--- Start ENTRIES SHOWN ---

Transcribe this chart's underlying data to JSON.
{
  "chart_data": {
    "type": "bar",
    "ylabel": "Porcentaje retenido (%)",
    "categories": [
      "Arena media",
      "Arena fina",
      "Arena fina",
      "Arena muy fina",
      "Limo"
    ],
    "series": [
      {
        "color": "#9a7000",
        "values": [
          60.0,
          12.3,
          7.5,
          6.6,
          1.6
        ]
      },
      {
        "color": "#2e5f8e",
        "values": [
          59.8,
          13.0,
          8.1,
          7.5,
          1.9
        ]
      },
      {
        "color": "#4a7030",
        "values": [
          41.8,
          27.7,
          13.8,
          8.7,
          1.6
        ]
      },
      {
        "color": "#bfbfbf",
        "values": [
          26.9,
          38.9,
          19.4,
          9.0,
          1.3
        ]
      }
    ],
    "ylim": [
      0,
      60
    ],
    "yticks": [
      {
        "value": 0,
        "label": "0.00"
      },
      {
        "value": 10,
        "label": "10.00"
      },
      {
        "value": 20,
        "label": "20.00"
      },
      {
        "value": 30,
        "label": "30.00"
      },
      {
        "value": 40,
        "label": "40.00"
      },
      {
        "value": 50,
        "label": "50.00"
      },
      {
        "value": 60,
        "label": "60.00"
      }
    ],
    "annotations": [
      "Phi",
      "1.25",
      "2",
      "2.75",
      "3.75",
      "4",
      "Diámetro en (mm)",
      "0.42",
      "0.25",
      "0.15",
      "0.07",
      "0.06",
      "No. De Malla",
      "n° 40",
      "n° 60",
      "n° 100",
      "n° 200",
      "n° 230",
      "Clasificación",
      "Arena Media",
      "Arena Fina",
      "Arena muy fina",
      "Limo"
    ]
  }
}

--- End ENTRIES SHOWN ---

GIVEN REQUEST » All lines above with "color" in them should be returned.

RESULT BELOW »
        "color": "#9a7000",
        "color": "#2e5f8e",
        "color": "#4a7030",
        "color": "#bfbfbf",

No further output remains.